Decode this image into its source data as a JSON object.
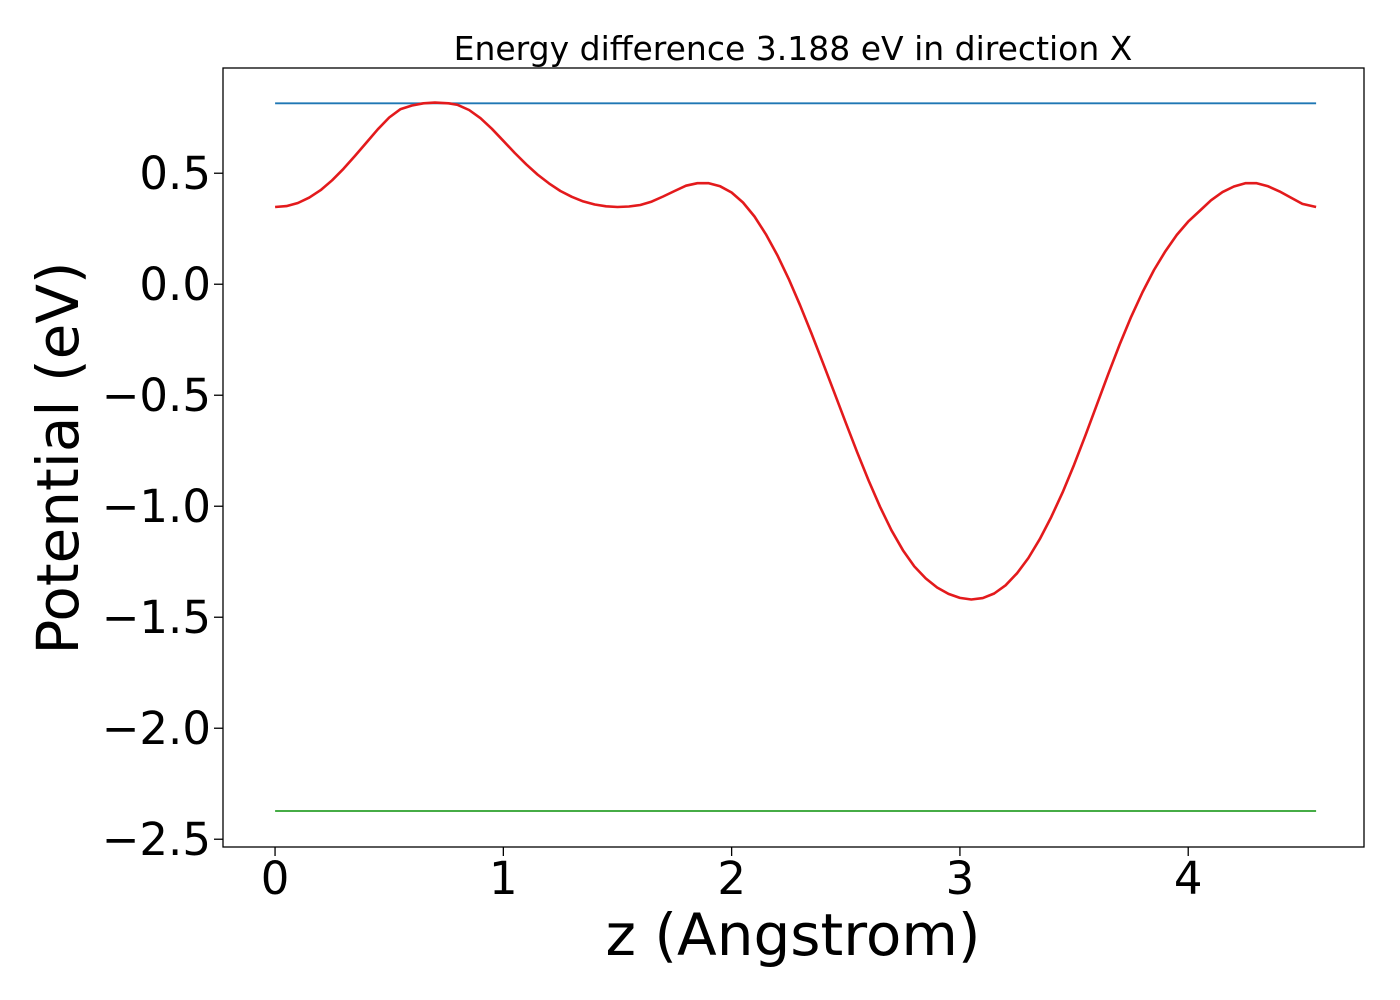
{
  "chart_data": {
    "type": "line",
    "title": "Energy difference 3.188 eV in direction X",
    "xlabel": "z (Angstrom)",
    "ylabel": "Potential (eV)",
    "xlim": [
      -0.228,
      4.77
    ],
    "ylim": [
      -2.535,
      0.974
    ],
    "grid": false,
    "legend": "none",
    "x_ticks": [
      0,
      1,
      2,
      3,
      4
    ],
    "x_tick_labels": [
      "0",
      "1",
      "2",
      "3",
      "4"
    ],
    "y_ticks": [
      0.5,
      0.0,
      -0.5,
      -1.0,
      -1.5,
      -2.0,
      -2.5
    ],
    "y_tick_labels": [
      "0.5",
      "0.0",
      "−0.5",
      "−1.0",
      "−1.5",
      "−2.0",
      "−2.5"
    ],
    "series": [
      {
        "color": "#1f77b4",
        "x": [
          0,
          4.56
        ],
        "y": [
          0.815,
          0.815
        ]
      },
      {
        "color": "#2ca02c",
        "x": [
          0,
          4.56
        ],
        "y": [
          -2.373,
          -2.373
        ]
      },
      {
        "color": "#e31a1c",
        "x": [
          0,
          0.05,
          0.1,
          0.15,
          0.2,
          0.25,
          0.3,
          0.35,
          0.4,
          0.45,
          0.5,
          0.55,
          0.6,
          0.65,
          0.7,
          0.76,
          0.8,
          0.85,
          0.9,
          0.95,
          1.0,
          1.05,
          1.1,
          1.15,
          1.2,
          1.25,
          1.3,
          1.35,
          1.4,
          1.45,
          1.5,
          1.55,
          1.6,
          1.65,
          1.7,
          1.75,
          1.8,
          1.85,
          1.9,
          1.95,
          2.0,
          2.05,
          2.1,
          2.15,
          2.2,
          2.25,
          2.3,
          2.35,
          2.4,
          2.45,
          2.5,
          2.55,
          2.6,
          2.65,
          2.7,
          2.75,
          2.8,
          2.85,
          2.9,
          2.95,
          3.0,
          3.05,
          3.1,
          3.15,
          3.2,
          3.25,
          3.3,
          3.35,
          3.4,
          3.45,
          3.5,
          3.55,
          3.6,
          3.65,
          3.7,
          3.75,
          3.8,
          3.85,
          3.9,
          3.95,
          4.0,
          4.05,
          4.1,
          4.15,
          4.2,
          4.25,
          4.3,
          4.35,
          4.4,
          4.45,
          4.5,
          4.56
        ],
        "y": [
          0.348,
          0.352,
          0.366,
          0.39,
          0.424,
          0.468,
          0.52,
          0.578,
          0.638,
          0.698,
          0.751,
          0.789,
          0.805,
          0.815,
          0.818,
          0.815,
          0.808,
          0.785,
          0.748,
          0.7,
          0.646,
          0.591,
          0.54,
          0.494,
          0.454,
          0.42,
          0.394,
          0.373,
          0.359,
          0.351,
          0.348,
          0.35,
          0.357,
          0.372,
          0.395,
          0.42,
          0.444,
          0.455,
          0.455,
          0.441,
          0.413,
          0.368,
          0.305,
          0.225,
          0.131,
          0.024,
          -0.095,
          -0.222,
          -0.354,
          -0.489,
          -0.624,
          -0.757,
          -0.884,
          -1.002,
          -1.108,
          -1.198,
          -1.271,
          -1.325,
          -1.366,
          -1.395,
          -1.413,
          -1.42,
          -1.414,
          -1.393,
          -1.356,
          -1.302,
          -1.233,
          -1.148,
          -1.049,
          -0.937,
          -0.813,
          -0.68,
          -0.542,
          -0.404,
          -0.271,
          -0.147,
          -0.035,
          0.064,
          0.149,
          0.222,
          0.282,
          0.33,
          0.378,
          0.415,
          0.44,
          0.455,
          0.455,
          0.441,
          0.418,
          0.39,
          0.362,
          0.348
        ]
      }
    ]
  }
}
——————
> [Task statement] Gather every line from the entries above where the word "color" appears, and copy them.

> [Result of this exercise]
        "color": "#1f77b4",
        "color": "#2ca02c",
        "color": "#e31a1c",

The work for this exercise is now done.